Do this –
Extract the lines that hold the string "encore".

[Data entries]
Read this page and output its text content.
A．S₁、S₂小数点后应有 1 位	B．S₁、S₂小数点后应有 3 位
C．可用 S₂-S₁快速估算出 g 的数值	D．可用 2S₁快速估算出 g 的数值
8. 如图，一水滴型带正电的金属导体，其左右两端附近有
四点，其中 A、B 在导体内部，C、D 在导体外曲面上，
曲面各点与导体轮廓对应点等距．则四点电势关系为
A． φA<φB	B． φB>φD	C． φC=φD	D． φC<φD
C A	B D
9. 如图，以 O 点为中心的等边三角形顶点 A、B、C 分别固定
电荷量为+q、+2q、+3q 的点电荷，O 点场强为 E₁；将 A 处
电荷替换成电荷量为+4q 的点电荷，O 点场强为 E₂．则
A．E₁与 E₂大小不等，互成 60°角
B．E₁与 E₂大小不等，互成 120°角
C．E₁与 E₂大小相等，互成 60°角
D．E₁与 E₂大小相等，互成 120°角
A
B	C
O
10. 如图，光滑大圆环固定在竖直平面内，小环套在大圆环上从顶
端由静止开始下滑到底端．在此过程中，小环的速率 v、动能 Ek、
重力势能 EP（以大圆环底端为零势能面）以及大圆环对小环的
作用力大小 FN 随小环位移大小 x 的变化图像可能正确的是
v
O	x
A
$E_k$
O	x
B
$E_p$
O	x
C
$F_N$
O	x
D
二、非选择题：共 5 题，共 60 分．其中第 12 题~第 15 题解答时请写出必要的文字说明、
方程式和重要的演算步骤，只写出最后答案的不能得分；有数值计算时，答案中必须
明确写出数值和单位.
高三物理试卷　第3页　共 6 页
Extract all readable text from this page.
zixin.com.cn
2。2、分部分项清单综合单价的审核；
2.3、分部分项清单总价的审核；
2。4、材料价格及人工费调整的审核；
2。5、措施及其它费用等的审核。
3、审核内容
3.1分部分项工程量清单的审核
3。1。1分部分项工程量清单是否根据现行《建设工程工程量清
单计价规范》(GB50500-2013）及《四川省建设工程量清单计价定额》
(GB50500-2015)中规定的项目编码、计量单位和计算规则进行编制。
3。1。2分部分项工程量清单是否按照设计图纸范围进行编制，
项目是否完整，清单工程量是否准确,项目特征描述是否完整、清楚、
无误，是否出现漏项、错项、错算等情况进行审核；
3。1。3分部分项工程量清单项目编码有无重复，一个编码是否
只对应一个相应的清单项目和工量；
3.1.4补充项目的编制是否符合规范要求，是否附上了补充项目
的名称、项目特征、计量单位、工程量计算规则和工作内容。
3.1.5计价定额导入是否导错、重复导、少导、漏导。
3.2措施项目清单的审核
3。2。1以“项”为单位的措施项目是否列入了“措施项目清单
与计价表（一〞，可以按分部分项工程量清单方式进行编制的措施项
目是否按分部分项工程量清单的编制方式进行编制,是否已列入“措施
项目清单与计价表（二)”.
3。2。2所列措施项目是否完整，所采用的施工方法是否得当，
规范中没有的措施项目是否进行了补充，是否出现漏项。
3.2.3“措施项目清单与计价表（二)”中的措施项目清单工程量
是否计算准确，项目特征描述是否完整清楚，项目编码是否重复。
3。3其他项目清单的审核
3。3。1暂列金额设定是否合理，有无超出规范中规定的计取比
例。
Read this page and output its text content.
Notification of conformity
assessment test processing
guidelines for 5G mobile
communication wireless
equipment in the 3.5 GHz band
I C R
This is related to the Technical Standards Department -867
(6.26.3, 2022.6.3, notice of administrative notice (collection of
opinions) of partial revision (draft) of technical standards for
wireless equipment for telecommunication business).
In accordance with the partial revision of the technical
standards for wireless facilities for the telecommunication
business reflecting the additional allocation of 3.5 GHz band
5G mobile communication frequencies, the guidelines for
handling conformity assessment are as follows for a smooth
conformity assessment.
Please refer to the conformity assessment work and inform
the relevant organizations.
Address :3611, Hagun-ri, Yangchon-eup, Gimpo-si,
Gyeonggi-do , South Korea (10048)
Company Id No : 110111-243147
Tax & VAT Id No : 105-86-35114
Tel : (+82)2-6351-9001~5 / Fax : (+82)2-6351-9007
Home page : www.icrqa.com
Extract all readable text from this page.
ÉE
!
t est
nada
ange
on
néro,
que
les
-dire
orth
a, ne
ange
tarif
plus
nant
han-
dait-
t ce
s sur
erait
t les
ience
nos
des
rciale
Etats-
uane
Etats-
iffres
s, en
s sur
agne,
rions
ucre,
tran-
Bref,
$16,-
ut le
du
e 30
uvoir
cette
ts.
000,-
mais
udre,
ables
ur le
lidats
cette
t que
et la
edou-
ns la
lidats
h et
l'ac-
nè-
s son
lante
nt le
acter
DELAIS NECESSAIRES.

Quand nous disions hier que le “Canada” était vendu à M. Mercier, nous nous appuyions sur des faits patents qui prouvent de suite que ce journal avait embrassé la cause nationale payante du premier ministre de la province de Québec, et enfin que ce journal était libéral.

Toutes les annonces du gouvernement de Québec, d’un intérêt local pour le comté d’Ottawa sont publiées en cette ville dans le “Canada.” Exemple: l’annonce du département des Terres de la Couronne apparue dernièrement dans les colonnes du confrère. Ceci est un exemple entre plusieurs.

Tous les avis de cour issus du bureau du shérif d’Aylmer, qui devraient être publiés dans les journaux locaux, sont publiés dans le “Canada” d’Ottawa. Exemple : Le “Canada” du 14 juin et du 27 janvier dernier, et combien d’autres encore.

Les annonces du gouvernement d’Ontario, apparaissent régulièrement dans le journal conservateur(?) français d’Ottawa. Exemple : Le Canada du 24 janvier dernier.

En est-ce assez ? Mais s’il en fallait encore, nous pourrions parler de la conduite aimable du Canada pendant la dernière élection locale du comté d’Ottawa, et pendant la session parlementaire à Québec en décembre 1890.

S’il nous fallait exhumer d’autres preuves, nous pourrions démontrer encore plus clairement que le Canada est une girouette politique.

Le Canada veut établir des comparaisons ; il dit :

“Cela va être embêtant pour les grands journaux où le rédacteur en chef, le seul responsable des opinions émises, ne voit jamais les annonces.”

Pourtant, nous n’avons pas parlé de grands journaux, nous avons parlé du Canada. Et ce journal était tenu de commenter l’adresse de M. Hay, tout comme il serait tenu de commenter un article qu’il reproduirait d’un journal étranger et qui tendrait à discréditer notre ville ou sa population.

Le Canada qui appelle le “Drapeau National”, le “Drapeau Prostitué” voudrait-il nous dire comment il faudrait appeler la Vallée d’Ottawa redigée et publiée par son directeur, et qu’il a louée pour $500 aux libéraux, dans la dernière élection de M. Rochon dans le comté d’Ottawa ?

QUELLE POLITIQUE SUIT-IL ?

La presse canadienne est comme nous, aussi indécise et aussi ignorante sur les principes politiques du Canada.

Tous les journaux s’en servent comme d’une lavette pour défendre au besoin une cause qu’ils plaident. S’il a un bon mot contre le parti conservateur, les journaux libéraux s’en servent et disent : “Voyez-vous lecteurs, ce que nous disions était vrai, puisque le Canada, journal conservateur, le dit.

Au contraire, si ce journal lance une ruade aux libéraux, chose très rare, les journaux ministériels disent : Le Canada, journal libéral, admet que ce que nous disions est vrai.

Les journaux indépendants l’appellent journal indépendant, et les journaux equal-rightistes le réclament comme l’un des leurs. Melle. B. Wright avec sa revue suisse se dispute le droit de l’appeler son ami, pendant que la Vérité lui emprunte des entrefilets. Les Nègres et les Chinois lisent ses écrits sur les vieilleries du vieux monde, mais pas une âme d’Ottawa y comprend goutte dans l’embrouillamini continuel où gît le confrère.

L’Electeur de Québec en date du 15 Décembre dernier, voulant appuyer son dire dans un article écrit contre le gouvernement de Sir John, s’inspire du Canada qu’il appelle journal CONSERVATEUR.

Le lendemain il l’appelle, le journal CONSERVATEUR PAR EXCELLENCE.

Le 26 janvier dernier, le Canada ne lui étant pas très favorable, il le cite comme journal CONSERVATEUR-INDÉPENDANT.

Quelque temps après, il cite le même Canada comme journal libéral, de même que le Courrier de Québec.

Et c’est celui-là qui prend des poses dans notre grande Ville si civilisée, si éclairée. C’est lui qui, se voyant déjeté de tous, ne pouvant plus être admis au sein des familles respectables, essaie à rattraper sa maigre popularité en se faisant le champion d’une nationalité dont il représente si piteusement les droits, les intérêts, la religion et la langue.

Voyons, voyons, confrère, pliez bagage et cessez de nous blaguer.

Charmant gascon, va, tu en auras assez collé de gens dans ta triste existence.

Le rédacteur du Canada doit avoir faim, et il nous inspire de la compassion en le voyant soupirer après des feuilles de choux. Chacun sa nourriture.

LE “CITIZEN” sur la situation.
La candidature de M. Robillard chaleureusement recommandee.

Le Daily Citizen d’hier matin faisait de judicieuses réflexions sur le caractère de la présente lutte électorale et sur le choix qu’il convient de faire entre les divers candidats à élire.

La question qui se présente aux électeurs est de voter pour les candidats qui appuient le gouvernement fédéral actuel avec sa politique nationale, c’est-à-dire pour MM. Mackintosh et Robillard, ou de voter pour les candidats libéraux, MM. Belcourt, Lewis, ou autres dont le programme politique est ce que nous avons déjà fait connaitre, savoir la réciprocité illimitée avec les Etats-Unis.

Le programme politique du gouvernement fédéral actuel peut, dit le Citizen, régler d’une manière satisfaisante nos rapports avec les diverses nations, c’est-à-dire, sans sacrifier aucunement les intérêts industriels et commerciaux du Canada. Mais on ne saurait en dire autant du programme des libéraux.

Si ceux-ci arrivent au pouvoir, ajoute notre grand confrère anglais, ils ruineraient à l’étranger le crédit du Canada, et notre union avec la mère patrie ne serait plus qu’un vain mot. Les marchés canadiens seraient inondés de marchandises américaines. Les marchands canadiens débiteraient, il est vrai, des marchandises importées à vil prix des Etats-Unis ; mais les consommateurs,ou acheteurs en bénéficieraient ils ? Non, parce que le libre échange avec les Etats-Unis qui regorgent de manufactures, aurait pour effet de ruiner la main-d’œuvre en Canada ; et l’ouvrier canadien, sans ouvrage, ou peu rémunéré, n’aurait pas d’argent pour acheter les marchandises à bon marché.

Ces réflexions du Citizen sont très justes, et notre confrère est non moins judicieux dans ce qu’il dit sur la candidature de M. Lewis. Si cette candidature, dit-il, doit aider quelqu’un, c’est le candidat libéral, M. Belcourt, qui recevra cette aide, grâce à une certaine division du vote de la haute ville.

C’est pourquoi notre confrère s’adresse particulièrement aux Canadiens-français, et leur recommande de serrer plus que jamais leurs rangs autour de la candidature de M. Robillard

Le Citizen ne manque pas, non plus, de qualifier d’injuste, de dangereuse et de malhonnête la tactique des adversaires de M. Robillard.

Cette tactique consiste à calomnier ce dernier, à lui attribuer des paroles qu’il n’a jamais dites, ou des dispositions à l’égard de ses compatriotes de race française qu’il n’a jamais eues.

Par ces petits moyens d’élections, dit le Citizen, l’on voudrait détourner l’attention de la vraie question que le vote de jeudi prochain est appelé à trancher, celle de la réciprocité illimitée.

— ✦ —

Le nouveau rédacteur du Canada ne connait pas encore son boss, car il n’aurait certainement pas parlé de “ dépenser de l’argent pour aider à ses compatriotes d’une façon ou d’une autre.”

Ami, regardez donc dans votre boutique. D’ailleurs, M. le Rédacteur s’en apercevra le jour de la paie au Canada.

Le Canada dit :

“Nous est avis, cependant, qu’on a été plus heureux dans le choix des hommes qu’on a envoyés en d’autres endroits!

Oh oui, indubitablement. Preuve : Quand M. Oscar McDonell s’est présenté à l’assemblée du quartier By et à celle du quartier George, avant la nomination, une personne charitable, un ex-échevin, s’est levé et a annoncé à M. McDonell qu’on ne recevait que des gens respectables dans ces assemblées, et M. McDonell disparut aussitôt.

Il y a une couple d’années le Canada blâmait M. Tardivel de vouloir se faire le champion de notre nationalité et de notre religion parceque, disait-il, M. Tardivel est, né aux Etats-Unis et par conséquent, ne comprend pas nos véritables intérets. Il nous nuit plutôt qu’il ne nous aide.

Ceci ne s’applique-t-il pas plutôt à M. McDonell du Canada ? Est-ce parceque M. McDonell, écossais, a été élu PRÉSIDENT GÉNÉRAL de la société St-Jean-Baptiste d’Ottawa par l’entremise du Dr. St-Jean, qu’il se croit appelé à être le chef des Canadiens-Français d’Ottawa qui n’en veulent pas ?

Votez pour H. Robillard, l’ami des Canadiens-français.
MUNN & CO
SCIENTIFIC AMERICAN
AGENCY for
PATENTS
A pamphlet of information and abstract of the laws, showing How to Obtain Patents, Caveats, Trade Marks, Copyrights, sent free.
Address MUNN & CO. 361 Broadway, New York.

Exercise output –
Tous les avis de cour issus du bureau du shérif d’Aylmer, qui devraient être publiés dans les journaux locaux, sont publiés dans le “Canada” d’Ottawa. Exemple : Le “Canada” du 14 juin et du 27 janvier dernier, et combien d’autres encore.
En est-ce assez ? Mais s’il en fallait encore, nous pourrions parler de la conduite aimable du Canada pendant la dernière élection locale du comté d’Ottawa, et pendant la session parlementaire à Québec en décembre 1890.
S’il nous fallait exhumer d’autres preuves, nous pourrions démontrer encore plus clairement que le Canada est une girouette politique.
Le nouveau rédacteur du Canada ne connait pas encore son boss, car il n’aurait certainement pas parlé de “ dépenser de l’argent pour aider à ses compatriotes d’une façon ou d’une autre.”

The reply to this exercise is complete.